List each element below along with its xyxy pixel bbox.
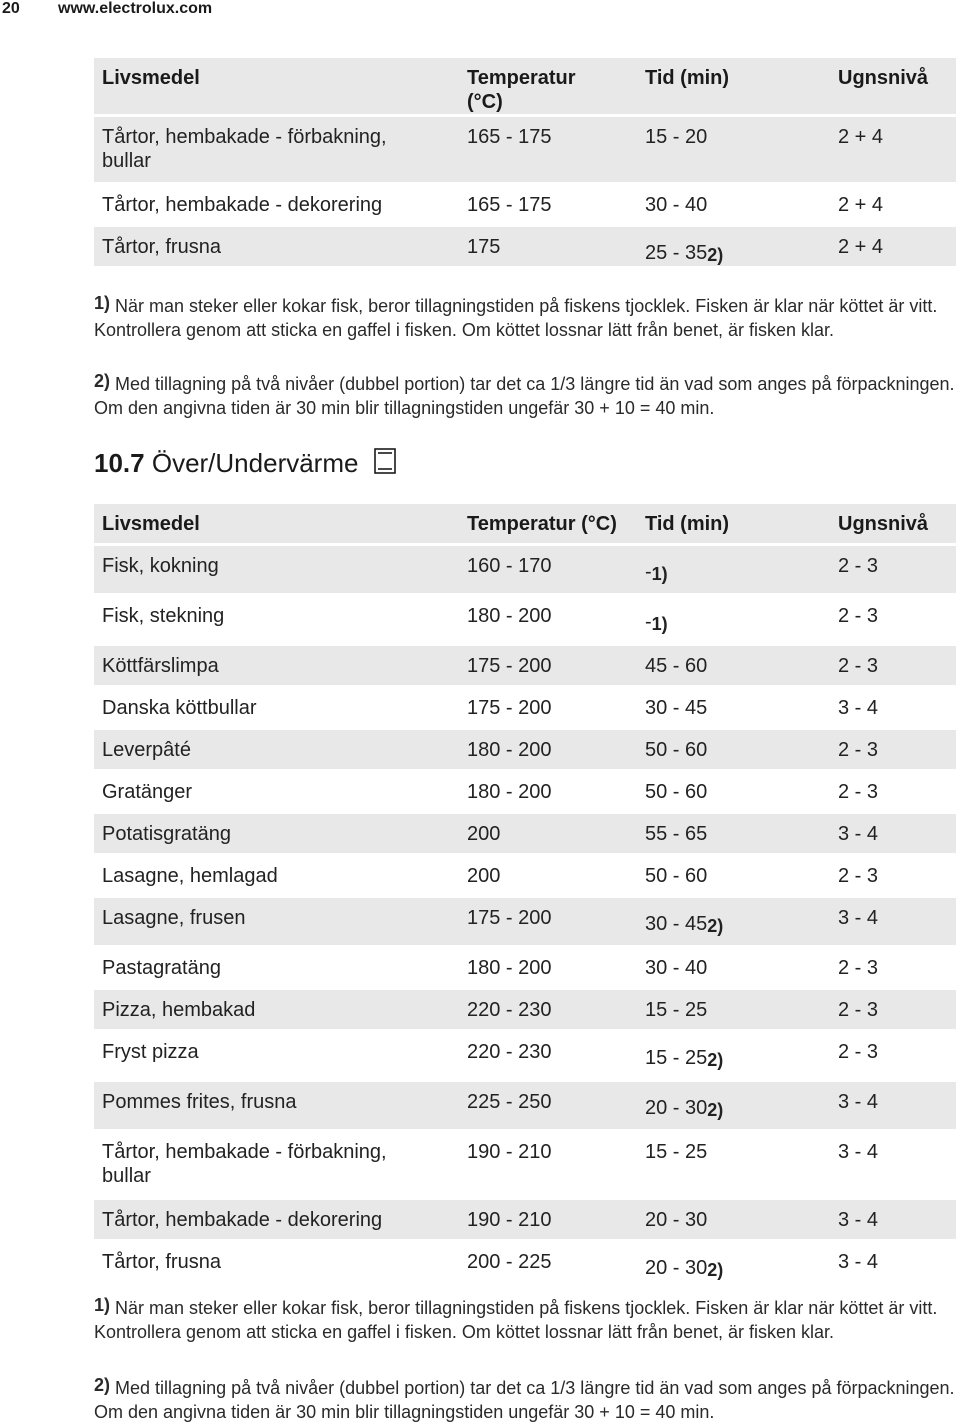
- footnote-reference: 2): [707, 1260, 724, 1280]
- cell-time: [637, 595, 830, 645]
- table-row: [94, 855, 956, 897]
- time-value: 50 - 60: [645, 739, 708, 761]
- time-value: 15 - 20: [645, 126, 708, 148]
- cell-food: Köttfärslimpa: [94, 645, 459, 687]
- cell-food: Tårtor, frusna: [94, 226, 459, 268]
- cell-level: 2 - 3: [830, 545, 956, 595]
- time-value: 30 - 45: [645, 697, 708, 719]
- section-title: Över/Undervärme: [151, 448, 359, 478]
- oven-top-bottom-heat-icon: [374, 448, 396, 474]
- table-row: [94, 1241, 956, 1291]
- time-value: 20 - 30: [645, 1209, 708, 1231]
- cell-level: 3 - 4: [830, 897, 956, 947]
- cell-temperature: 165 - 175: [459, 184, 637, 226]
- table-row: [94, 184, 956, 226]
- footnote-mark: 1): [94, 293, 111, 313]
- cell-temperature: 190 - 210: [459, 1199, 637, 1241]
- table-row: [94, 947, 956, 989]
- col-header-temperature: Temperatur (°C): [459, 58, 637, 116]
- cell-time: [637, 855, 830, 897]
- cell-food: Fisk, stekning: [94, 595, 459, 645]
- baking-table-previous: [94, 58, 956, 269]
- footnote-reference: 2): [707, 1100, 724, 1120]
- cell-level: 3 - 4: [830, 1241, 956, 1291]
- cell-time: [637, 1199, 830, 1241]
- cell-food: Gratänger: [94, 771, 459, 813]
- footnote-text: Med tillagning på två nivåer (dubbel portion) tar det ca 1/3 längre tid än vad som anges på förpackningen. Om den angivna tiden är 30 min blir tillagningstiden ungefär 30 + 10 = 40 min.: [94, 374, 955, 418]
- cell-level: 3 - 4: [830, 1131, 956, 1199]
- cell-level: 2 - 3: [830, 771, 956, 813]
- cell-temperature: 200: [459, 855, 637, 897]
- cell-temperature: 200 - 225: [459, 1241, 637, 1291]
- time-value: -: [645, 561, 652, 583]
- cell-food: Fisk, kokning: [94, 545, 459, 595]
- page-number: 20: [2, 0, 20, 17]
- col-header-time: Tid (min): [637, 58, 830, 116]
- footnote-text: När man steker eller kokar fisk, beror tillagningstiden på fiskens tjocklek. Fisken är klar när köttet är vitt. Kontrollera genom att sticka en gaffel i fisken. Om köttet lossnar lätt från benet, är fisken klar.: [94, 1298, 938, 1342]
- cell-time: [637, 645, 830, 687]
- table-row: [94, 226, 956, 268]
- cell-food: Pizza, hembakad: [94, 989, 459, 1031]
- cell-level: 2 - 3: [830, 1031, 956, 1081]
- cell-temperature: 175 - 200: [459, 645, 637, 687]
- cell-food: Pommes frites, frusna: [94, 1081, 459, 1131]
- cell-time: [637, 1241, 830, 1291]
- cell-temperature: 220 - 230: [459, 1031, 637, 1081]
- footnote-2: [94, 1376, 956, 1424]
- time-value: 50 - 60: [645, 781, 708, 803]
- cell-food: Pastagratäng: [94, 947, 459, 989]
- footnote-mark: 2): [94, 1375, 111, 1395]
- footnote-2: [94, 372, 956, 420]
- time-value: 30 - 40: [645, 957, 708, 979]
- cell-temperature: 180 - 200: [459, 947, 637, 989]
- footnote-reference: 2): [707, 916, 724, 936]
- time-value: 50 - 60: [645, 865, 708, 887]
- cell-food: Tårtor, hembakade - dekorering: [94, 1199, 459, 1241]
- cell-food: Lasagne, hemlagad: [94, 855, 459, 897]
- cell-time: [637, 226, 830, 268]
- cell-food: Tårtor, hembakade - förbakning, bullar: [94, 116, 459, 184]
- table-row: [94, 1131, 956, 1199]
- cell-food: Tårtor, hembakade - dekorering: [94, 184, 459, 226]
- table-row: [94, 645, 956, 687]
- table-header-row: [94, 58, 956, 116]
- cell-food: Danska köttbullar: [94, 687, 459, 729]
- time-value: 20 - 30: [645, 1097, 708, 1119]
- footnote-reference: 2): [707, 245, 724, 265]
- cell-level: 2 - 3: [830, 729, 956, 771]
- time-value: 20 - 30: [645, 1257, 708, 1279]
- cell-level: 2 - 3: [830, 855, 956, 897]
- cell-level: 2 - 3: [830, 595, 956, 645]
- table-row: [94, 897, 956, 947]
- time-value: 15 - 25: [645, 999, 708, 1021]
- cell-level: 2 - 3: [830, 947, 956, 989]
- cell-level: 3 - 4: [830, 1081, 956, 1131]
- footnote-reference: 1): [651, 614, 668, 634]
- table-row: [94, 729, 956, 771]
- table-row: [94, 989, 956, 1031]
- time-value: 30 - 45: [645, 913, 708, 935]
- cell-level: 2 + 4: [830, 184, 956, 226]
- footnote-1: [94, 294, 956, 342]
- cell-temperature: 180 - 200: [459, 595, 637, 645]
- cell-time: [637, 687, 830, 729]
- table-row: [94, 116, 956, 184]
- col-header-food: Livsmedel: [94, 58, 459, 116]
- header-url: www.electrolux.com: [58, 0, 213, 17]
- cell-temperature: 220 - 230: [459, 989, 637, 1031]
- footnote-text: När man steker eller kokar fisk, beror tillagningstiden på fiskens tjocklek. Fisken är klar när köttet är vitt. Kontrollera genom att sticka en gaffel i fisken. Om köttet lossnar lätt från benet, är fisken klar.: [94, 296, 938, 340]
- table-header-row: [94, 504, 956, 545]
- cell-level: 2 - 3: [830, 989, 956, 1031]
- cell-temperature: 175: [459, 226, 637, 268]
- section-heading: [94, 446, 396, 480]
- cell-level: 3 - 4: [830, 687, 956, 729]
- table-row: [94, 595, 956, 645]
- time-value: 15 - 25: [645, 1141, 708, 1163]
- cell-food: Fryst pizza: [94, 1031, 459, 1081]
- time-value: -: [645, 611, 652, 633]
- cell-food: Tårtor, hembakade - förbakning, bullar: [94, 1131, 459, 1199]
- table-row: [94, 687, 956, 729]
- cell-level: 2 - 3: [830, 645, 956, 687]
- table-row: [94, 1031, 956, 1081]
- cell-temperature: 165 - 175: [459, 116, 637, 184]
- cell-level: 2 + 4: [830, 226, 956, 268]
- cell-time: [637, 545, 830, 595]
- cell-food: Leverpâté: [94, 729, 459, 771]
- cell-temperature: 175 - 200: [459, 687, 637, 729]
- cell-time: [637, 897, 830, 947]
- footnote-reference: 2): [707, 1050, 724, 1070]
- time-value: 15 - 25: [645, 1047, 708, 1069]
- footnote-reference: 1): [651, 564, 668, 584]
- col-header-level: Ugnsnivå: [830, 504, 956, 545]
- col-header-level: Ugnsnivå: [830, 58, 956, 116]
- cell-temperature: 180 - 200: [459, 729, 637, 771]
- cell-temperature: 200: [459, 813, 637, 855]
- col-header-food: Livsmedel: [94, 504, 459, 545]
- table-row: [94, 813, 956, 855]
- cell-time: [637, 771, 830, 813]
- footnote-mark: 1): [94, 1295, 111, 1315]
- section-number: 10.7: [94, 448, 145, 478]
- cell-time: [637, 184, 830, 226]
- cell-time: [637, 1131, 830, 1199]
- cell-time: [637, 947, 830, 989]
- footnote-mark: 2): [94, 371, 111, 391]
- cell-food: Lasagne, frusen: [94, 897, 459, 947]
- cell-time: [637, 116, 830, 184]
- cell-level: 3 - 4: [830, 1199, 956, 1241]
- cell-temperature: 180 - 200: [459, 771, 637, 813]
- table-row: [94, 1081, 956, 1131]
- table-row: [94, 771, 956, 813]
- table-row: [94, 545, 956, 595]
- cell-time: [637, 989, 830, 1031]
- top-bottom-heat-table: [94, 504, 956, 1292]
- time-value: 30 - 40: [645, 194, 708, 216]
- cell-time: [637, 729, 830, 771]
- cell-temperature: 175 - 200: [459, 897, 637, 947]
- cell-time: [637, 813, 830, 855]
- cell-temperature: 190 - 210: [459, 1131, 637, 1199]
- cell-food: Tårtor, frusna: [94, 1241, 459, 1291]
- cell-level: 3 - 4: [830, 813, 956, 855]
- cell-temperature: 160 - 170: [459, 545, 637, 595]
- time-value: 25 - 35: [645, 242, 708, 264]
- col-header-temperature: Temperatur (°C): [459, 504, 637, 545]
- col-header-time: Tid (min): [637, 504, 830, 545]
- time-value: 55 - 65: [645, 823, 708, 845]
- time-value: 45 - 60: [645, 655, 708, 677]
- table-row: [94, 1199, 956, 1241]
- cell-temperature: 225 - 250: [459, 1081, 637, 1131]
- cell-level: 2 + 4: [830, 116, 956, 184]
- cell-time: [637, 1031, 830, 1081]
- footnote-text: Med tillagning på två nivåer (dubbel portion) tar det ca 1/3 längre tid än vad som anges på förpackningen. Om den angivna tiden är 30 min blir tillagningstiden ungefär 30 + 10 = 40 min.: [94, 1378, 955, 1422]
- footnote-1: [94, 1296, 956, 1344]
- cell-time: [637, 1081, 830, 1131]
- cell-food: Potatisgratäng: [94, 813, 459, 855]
########
- [Work to complete] Copy each line in the entries above where the word "från" shows up.

- [Solution for this problem]
- footnote-text: När man steker eller kokar fisk, beror tillagningstiden på fiskens tjocklek. Fisken är klar när köttet är vitt. Kontrollera genom att sticka en gaffel i fisken. Om köttet lossnar lätt från benet, är fisken klar.: [94, 1298, 938, 1342]
- footnote-text: När man steker eller kokar fisk, beror tillagningstiden på fiskens tjocklek. Fisken är klar när köttet är vitt. Kontrollera genom att sticka en gaffel i fisken. Om köttet lossnar lätt från benet, är fisken klar.: [94, 296, 938, 340]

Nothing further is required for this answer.